> _To be done_
Every line that includes the word "fill" is to be listed.

> _Data listing_

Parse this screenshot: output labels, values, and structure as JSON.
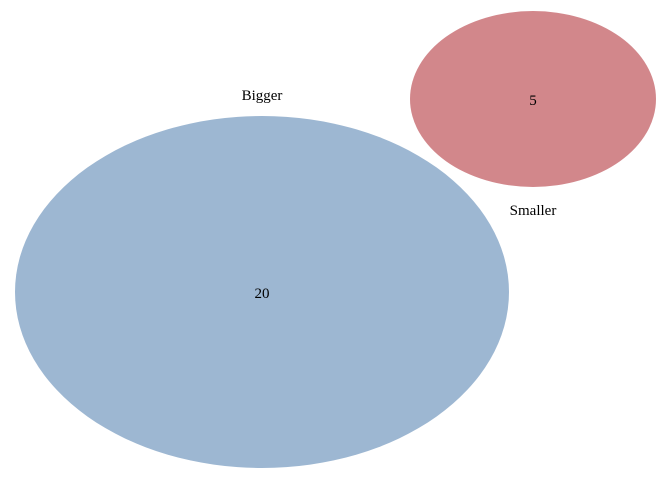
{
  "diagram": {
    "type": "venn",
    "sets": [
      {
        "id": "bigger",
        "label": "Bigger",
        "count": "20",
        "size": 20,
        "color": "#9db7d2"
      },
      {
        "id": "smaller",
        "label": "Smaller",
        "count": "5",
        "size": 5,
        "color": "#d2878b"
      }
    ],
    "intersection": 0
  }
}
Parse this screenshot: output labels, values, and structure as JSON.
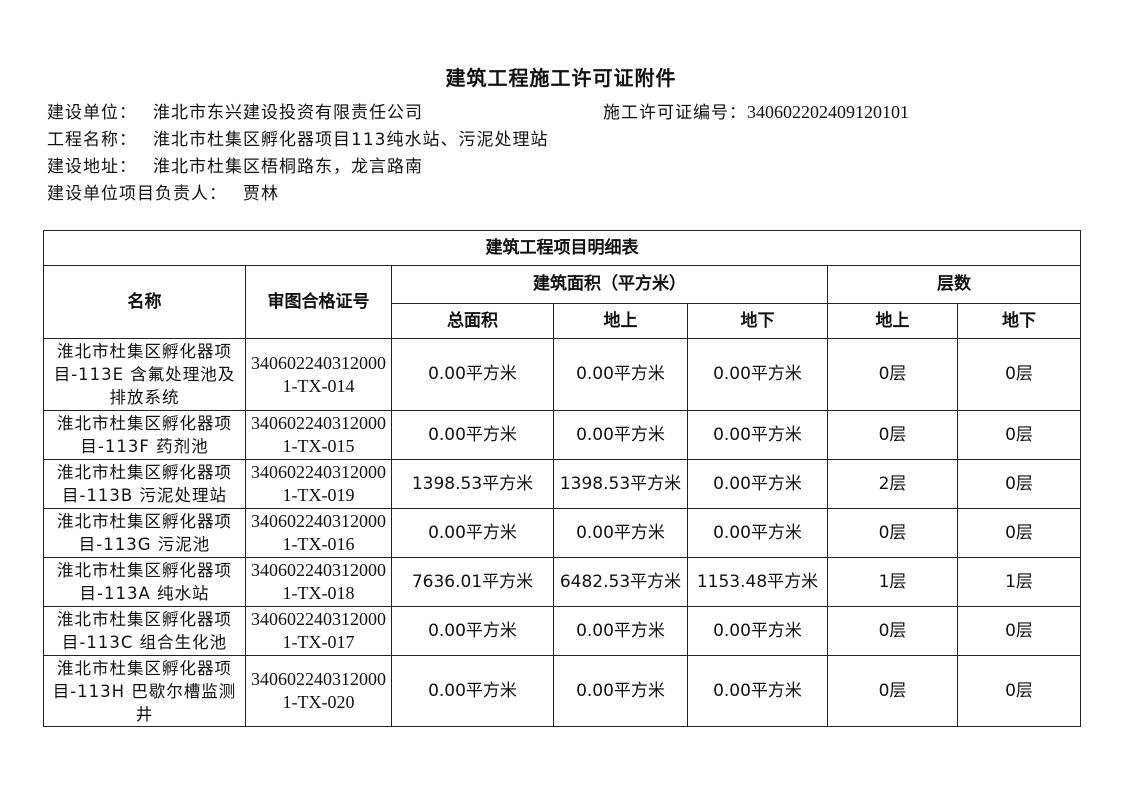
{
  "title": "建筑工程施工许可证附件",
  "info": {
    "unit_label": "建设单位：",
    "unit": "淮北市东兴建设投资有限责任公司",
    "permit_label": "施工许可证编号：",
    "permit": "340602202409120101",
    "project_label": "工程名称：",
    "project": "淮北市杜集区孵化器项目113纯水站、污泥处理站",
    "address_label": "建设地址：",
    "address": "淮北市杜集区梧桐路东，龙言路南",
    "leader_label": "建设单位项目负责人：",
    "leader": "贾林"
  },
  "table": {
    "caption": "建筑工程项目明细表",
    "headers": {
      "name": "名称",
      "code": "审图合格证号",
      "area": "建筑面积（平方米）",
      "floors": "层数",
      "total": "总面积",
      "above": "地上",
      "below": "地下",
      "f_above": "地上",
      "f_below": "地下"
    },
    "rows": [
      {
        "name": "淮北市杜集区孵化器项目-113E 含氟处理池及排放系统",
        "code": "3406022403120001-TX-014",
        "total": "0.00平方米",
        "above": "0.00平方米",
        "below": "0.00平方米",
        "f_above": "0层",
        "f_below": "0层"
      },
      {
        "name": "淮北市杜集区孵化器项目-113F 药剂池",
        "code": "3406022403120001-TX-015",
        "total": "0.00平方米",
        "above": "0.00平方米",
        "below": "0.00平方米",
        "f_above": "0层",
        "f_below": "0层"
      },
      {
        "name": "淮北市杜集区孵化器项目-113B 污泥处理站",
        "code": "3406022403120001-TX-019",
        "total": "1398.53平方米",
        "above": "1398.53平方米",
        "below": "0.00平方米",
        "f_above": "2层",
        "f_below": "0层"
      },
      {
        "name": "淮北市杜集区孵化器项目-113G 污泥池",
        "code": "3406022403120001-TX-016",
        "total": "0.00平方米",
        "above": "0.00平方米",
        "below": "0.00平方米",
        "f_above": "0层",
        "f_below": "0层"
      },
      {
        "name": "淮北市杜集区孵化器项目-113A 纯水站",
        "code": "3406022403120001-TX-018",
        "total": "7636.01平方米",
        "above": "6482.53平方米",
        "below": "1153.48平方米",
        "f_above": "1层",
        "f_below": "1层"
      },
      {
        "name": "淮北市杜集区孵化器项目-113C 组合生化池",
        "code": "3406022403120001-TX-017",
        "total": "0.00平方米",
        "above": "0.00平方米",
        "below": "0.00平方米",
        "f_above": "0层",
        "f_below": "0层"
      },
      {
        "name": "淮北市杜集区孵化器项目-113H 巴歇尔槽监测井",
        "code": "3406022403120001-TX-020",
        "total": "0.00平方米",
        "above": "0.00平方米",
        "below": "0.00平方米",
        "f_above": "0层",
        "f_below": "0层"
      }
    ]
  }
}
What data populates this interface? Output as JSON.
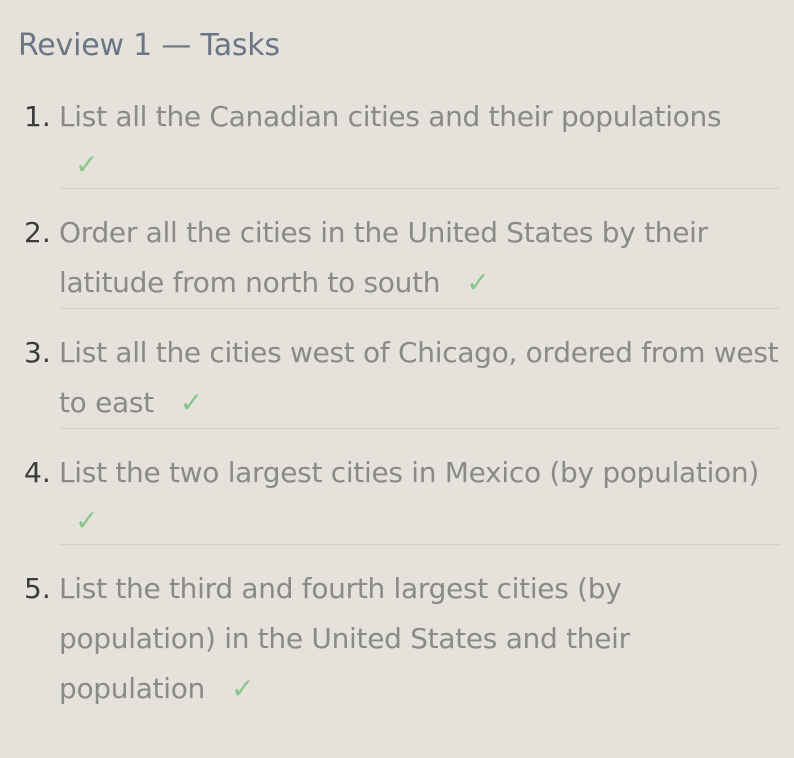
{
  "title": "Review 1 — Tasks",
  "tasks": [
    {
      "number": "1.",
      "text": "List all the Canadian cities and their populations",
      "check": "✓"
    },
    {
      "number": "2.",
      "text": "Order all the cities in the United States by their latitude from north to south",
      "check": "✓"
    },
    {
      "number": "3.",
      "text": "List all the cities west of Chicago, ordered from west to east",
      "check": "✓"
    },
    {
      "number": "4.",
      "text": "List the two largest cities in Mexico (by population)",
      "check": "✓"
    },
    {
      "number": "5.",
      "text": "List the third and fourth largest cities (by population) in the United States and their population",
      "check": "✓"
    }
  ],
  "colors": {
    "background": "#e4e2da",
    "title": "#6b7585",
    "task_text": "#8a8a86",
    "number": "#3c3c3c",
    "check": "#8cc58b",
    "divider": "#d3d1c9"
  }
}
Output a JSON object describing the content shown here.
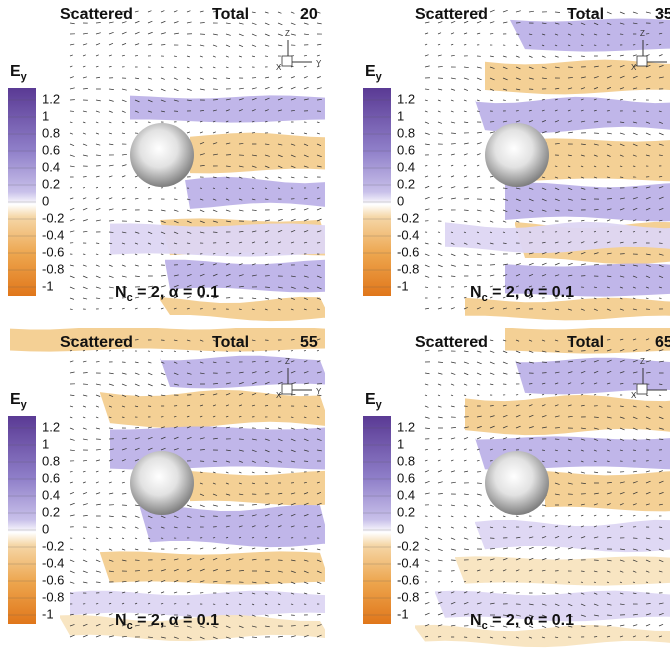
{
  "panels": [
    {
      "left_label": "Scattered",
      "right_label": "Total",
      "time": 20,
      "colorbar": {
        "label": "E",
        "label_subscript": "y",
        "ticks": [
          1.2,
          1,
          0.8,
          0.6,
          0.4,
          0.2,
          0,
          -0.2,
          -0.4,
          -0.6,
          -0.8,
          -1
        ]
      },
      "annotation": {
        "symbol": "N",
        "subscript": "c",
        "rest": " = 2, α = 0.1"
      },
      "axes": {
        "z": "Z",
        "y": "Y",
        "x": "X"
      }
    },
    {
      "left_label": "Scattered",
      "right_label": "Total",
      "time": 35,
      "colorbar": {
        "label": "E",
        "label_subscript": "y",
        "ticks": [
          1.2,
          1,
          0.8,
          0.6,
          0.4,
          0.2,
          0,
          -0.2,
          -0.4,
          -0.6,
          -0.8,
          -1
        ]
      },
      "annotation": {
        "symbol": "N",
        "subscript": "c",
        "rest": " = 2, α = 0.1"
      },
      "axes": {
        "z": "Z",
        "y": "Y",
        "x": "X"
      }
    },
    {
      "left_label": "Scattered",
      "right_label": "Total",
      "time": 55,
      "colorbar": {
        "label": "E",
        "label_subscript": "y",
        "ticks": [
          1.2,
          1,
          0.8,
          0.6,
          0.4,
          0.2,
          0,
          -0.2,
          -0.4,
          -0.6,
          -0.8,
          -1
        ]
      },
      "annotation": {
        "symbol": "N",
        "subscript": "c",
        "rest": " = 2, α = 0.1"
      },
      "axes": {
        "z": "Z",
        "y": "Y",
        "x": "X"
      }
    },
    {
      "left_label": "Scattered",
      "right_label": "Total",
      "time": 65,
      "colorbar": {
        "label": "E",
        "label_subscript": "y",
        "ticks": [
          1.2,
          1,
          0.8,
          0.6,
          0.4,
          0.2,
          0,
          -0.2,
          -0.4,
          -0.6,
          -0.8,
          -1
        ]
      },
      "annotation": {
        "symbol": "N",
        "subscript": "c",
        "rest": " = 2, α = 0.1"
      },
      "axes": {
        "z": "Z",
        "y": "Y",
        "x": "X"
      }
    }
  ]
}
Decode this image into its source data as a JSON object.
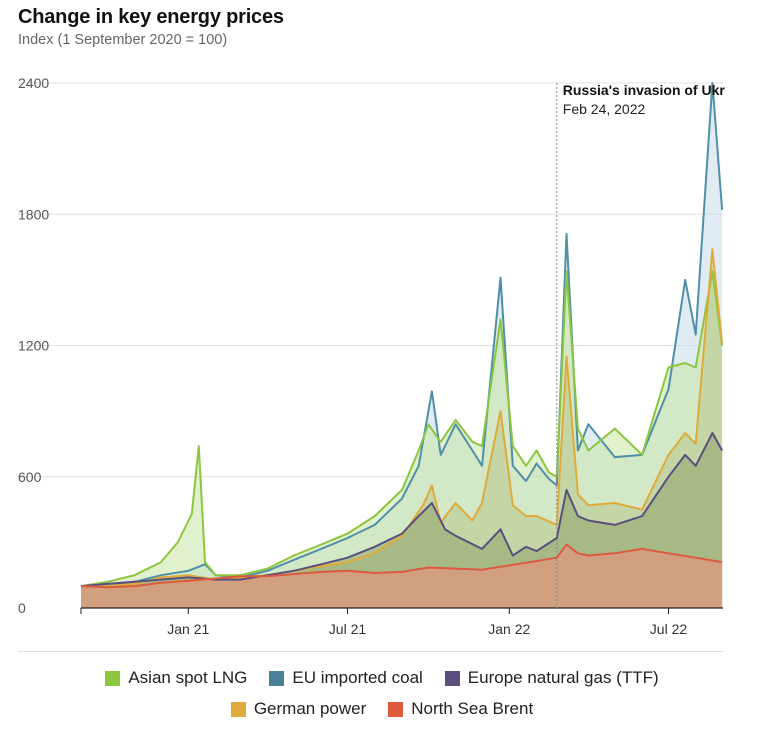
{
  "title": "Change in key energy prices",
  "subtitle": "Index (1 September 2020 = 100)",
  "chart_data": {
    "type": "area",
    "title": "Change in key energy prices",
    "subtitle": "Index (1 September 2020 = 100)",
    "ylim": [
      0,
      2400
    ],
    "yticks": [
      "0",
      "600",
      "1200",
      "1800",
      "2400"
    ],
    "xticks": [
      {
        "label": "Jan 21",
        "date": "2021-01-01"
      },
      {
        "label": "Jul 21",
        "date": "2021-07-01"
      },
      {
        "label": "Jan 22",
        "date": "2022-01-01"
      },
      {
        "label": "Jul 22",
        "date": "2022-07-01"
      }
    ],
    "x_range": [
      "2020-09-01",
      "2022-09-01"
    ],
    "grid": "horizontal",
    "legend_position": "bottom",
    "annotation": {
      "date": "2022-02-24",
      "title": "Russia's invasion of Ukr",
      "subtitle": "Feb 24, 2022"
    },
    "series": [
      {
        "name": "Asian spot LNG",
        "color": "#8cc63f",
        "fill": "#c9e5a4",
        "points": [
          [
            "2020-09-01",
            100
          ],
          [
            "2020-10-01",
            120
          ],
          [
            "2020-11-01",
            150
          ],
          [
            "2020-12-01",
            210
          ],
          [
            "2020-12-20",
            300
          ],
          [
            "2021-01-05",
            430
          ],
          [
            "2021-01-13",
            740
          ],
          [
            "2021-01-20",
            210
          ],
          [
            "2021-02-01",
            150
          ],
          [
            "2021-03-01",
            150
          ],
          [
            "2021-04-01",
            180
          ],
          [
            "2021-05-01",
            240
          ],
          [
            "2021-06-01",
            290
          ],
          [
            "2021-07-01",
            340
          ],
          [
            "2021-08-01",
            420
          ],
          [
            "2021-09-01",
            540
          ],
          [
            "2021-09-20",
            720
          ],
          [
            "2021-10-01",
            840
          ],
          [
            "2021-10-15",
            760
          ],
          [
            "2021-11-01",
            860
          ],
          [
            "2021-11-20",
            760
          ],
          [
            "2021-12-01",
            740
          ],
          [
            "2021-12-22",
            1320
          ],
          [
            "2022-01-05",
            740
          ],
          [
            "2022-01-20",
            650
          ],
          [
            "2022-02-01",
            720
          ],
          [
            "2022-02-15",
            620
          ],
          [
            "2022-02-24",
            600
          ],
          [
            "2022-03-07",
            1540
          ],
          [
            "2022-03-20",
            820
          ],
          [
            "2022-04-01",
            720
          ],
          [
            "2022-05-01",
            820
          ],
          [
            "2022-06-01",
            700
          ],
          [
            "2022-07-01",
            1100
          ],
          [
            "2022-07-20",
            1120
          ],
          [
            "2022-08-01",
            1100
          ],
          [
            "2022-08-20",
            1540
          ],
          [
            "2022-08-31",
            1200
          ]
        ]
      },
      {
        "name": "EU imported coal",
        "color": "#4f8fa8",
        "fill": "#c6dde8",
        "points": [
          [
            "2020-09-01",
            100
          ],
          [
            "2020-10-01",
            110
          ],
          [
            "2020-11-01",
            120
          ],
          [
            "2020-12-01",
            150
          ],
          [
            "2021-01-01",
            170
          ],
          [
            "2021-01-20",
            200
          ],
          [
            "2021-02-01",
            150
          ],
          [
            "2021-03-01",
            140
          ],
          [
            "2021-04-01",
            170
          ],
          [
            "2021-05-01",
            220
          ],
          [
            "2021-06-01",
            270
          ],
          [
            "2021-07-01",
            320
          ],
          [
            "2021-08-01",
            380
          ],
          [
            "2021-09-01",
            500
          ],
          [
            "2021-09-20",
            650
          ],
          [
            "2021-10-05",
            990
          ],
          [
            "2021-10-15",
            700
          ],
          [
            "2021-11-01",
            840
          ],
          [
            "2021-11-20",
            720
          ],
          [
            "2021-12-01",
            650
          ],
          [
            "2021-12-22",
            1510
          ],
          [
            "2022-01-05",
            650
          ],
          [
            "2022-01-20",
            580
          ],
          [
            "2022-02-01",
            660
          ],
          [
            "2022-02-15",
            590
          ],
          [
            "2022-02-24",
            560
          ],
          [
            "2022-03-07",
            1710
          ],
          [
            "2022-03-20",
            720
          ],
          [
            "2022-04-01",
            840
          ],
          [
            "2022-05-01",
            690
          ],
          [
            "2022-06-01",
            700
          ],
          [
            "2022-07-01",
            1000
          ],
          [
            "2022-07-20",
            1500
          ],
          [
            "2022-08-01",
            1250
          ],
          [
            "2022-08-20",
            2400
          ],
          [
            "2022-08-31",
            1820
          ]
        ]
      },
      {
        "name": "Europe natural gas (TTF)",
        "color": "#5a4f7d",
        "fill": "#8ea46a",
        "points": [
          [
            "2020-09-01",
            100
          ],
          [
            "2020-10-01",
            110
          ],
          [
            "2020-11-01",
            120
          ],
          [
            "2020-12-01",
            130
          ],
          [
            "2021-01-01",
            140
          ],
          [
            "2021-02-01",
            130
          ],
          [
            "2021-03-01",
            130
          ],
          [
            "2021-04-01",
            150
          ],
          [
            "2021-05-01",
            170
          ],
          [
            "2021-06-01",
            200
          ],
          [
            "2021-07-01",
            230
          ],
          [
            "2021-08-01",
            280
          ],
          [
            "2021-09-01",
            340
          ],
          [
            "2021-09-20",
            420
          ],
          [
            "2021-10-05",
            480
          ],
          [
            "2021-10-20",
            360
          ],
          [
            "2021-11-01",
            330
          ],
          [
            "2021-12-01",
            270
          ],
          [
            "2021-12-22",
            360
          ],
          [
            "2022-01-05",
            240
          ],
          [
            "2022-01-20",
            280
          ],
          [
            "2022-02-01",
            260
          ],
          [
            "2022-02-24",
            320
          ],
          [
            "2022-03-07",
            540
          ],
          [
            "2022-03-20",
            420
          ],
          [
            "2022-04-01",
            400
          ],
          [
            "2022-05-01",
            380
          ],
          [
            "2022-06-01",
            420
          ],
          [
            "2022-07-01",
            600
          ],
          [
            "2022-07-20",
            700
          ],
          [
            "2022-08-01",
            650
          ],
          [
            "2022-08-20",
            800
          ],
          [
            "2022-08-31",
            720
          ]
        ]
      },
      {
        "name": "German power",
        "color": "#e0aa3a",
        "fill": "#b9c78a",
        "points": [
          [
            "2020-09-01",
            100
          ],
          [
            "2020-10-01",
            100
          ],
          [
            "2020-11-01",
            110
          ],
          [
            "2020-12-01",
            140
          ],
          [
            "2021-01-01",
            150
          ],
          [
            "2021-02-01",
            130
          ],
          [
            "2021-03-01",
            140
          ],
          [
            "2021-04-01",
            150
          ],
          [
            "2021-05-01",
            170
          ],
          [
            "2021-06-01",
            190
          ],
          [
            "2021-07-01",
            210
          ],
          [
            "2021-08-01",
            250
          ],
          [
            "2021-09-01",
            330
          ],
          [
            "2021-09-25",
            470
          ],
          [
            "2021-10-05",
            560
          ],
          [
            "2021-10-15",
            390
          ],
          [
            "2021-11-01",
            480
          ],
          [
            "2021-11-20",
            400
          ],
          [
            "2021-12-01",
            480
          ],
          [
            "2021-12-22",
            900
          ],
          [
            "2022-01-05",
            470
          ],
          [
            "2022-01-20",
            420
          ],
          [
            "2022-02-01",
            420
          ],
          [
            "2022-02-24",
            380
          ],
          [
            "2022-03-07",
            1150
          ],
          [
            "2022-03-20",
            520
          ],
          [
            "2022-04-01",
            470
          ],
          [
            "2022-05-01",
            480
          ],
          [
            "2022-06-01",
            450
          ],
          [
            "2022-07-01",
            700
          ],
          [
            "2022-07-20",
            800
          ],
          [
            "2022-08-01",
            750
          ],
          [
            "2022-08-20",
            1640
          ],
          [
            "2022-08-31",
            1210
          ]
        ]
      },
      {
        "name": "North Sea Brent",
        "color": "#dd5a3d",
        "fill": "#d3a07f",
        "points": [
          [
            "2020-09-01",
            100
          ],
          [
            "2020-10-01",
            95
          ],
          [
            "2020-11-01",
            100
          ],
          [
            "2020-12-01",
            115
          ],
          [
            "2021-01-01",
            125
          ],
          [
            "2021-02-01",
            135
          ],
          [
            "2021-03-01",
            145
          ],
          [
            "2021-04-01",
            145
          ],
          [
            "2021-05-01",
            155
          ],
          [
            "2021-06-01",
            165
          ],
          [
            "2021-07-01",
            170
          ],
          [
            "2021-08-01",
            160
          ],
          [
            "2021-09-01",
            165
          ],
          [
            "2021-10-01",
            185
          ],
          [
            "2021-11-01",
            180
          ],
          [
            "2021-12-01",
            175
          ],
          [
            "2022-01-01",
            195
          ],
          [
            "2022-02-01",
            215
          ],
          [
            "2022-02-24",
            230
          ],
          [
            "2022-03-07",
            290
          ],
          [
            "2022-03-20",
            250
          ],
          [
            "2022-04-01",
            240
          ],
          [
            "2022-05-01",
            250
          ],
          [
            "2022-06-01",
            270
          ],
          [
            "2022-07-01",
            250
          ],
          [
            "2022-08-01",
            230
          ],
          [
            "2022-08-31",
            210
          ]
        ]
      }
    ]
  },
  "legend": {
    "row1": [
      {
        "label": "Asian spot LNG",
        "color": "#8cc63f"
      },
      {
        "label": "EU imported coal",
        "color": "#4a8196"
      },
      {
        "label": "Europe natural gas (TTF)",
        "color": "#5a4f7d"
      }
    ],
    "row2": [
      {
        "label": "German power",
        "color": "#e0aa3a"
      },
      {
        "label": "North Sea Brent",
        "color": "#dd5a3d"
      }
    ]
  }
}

> _Task answer_
        "fill": "#c9e5a4",
        "fill": "#c6dde8",
        "fill": "#8ea46a",
        "fill": "#b9c78a",
        "fill": "#d3a07f",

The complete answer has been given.